Each line that holds the word "compensation" should be returned.

· · · · · · ·

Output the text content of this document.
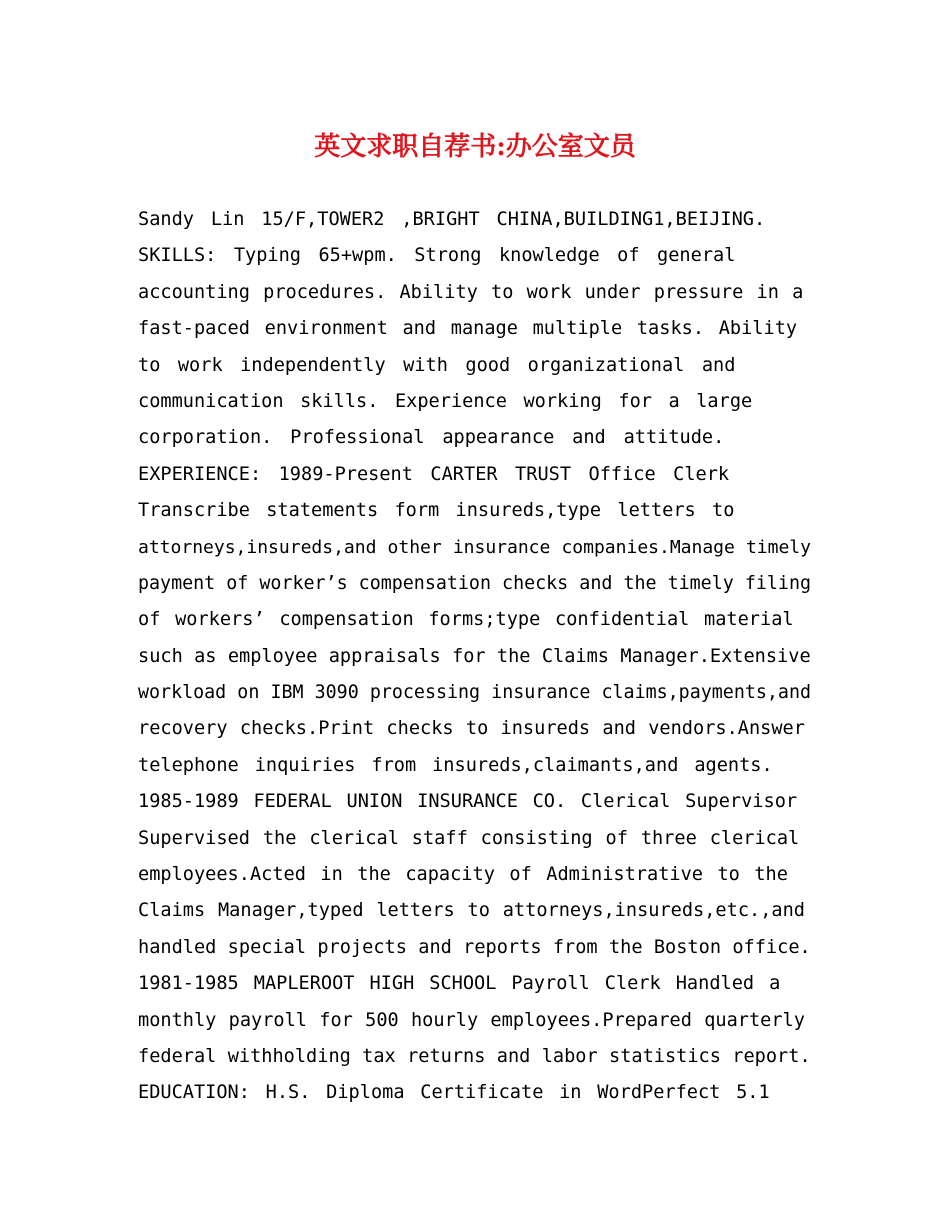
英文求职自荐书:办公室文员
Sandy Lin 15/F,TOWER2 ,BRIGHT CHINA,BUILDING1,BEIJING.
SKILLS: Typing 65+wpm. Strong knowledge of general
accounting procedures. Ability to work under pressure in a
fast-paced environment and manage multiple tasks. Ability
to work independently with good organizational and
communication skills. Experience working for a large
corporation. Professional appearance and attitude.
EXPERIENCE: 1989-Present CARTER TRUST Office Clerk
Transcribe statements form insureds,type letters to
attorneys,insureds,and other insurance companies.Manage timely
payment of worker’s compensation checks and the timely filing
of workers’ compensation forms;type confidential material
such as employee appraisals for the Claims Manager.Extensive
workload on IBM 3090 processing insurance claims,payments,and
recovery checks.Print checks to insureds and vendors.Answer
telephone inquiries from insureds,claimants,and agents.
1985-1989 FEDERAL UNION INSURANCE CO. Clerical Supervisor
Supervised the clerical staff consisting of three clerical
employees.Acted in the capacity of Administrative to the
Claims Manager,typed letters to attorneys,insureds,etc.,and
handled special projects and reports from the Boston office.
1981-1985 MAPLEROOT HIGH SCHOOL Payroll Clerk Handled a
monthly payroll for 500 hourly employees.Prepared quarterly
federal withholding tax returns and labor statistics report.
EDUCATION: H.S. Diploma Certificate in WordPerfect 5.1
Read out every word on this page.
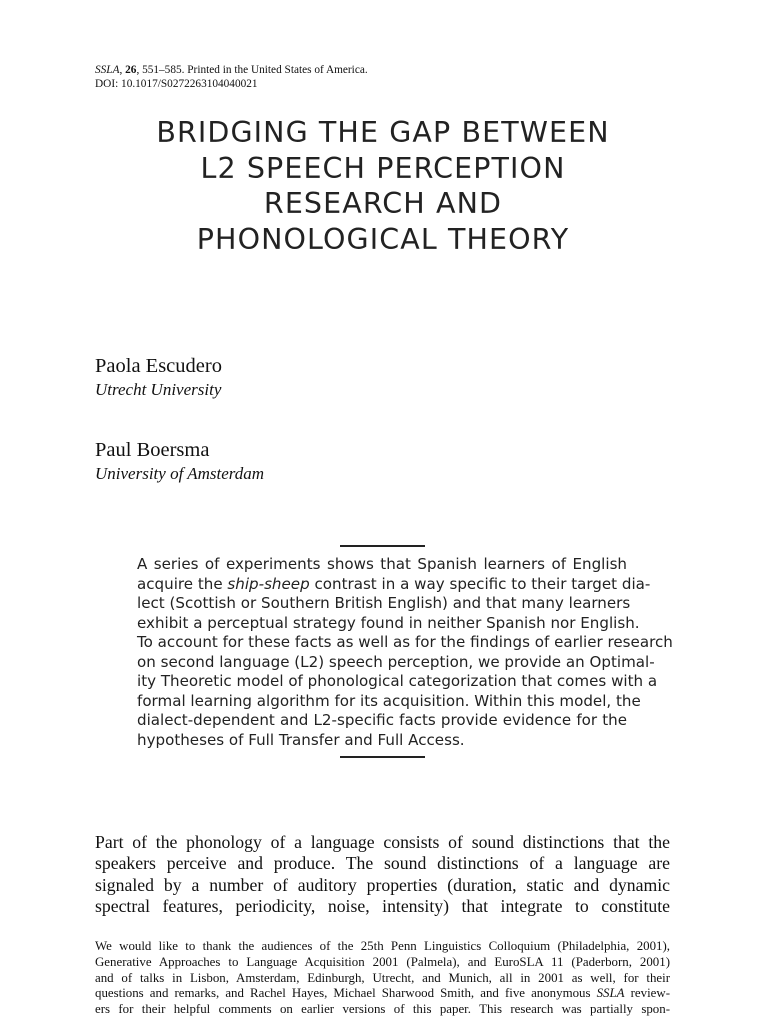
SSLA, 26, 551–585. Printed in the United States of America.
DOI: 10.1017/S0272263104040021
BRIDGING THE GAP BETWEEN
L2 SPEECH PERCEPTION
RESEARCH AND
PHONOLOGICAL THEORY
Paola Escudero
Utrecht University
Paul Boersma
University of Amsterdam
A series of experiments shows that Spanish learners of English
acquire the ship-sheep contrast in a way specific to their target dia-
lect (Scottish or Southern British English) and that many learners
exhibit a perceptual strategy found in neither Spanish nor English.
To account for these facts as well as for the findings of earlier research
on second language (L2) speech perception, we provide an Optimal-
ity Theoretic model of phonological categorization that comes with a
formal learning algorithm for its acquisition. Within this model, the
dialect-dependent and L2-specific facts provide evidence for the
hypotheses of Full Transfer and Full Access.
Part of the phonology of a language consists of sound distinctions that the
speakers perceive and produce. The sound distinctions of a language are
signaled by a number of auditory properties (duration, static and dynamic
spectral features, periodicity, noise, intensity) that integrate to constitute
We would like to thank the audiences of the 25th Penn Linguistics Colloquium (Philadelphia, 2001),
Generative Approaches to Language Acquisition 2001 (Palmela), and EuroSLA 11 (Paderborn, 2001)
and of talks in Lisbon, Amsterdam, Edinburgh, Utrecht, and Munich, all in 2001 as well, for their
questions and remarks, and Rachel Hayes, Michael Sharwood Smith, and five anonymous SSLA review-
ers for their helpful comments on earlier versions of this paper. This research was partially spon-
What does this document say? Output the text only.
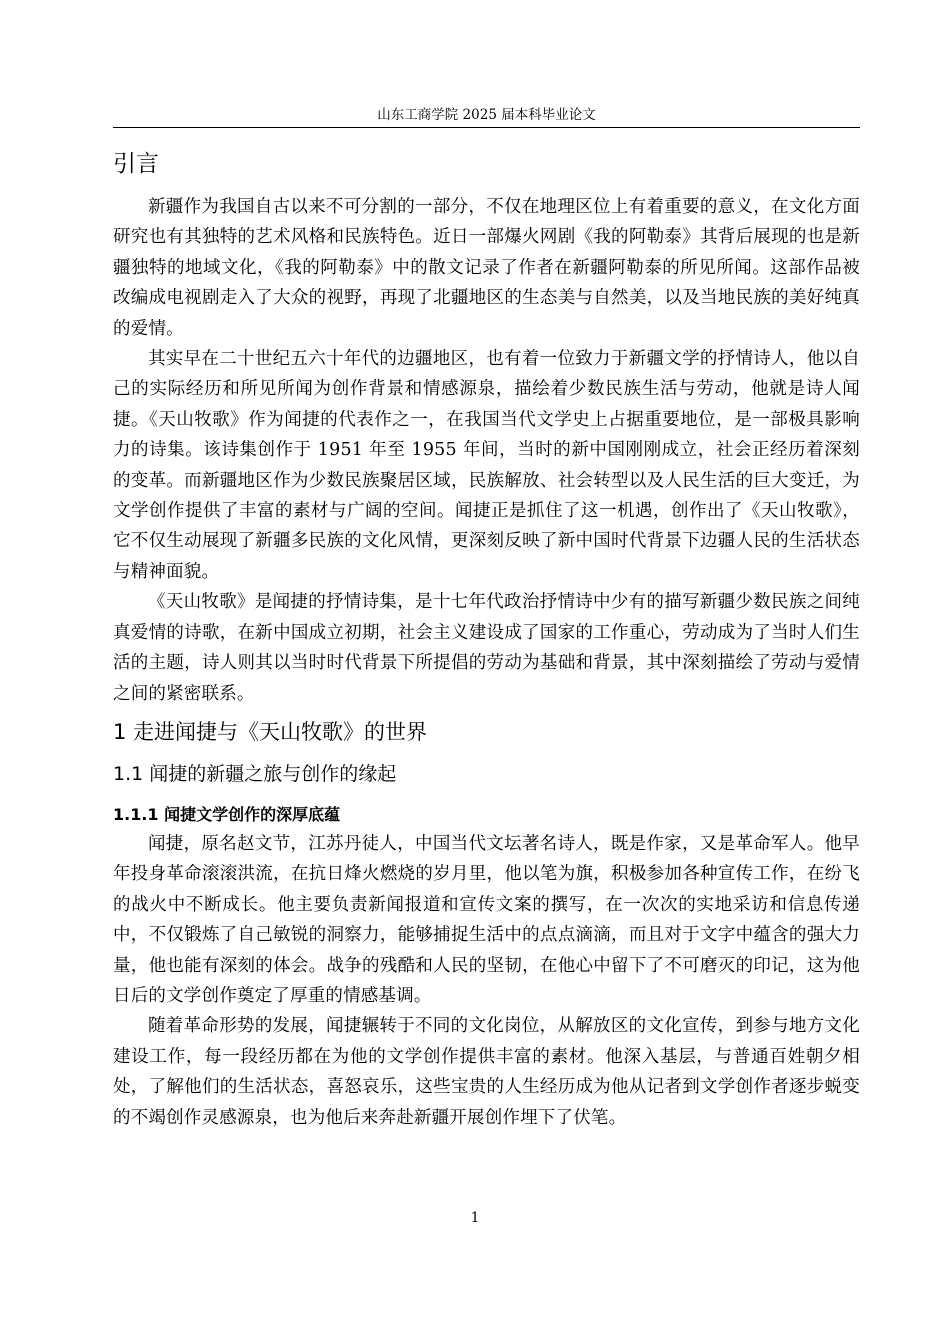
山东工商学院 2025 届本科毕业论文
引言

新疆作为我国自古以来不可分割的一部分，不仅在地理区位上有着重要的意义，在文化方面研究也有其独特的艺术风格和民族特色。近日一部爆火网剧《我的阿勒泰》其背后展现的也是新疆独特的地域文化，《我的阿勒泰》中的散文记录了作者在新疆阿勒泰的所见所闻。这部作品被改编成电视剧走入了大众的视野，再现了北疆地区的生态美与自然美，以及当地民族的美好纯真的爱情。

其实早在二十世纪五六十年代的边疆地区，也有着一位致力于新疆文学的抒情诗人，他以自己的实际经历和所见所闻为创作背景和情感源泉，描绘着少数民族生活与劳动，他就是诗人闻捷。《天山牧歌》作为闻捷的代表作之一，在我国当代文学史上占据重要地位，是一部极具影响力的诗集。该诗集创作于 1951 年至 1955 年间，当时的新中国刚刚成立，社会正经历着深刻的变革。而新疆地区作为少数民族聚居区域，民族解放、社会转型以及人民生活的巨大变迁，为文学创作提供了丰富的素材与广阔的空间。闻捷正是抓住了这一机遇，创作出了《天山牧歌》，它不仅生动展现了新疆多民族的文化风情，更深刻反映了新中国时代背景下边疆人民的生活状态与精神面貌。

《天山牧歌》是闻捷的抒情诗集，是十七年代政治抒情诗中少有的描写新疆少数民族之间纯真爱情的诗歌，在新中国成立初期，社会主义建设成了国家的工作重心，劳动成为了当时人们生活的主题，诗人则其以当时时代背景下所提倡的劳动为基础和背景，其中深刻描绘了劳动与爱情之间的紧密联系。

1 走进闻捷与《天山牧歌》的世界
1.1 闻捷的新疆之旅与创作的缘起
1.1.1 闻捷文学创作的深厚底蕴

闻捷，原名赵文节，江苏丹徒人，中国当代文坛著名诗人，既是作家，又是革命军人。他早年投身革命滚滚洪流，在抗日烽火燃烧的岁月里，他以笔为旗，积极参加各种宣传工作，在纷飞的战火中不断成长。他主要负责新闻报道和宣传文案的撰写，在一次次的实地采访和信息传递中，不仅锻炼了自己敏锐的洞察力，能够捕捉生活中的点点滴滴，而且对于文字中蕴含的强大力量，他也能有深刻的体会。战争的残酷和人民的坚韧，在他心中留下了不可磨灭的印记，这为他日后的文学创作奠定了厚重的情感基调。

随着革命形势的发展，闻捷辗转于不同的文化岗位，从解放区的文化宣传，到参与地方文化建设工作，每一段经历都在为他的文学创作提供丰富的素材。他深入基层，与普通百姓朝夕相处，了解他们的生活状态，喜怒哀乐，这些宝贵的人生经历成为他从记者到文学创作者逐步蜕变的不竭创作灵感源泉，也为他后来奔赴新疆开展创作埋下了伏笔。

1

· · · · · · ·

> **Response to the task**
payment of worker’s compensation checks and the timely filing
of workers’ compensation forms;type confidential material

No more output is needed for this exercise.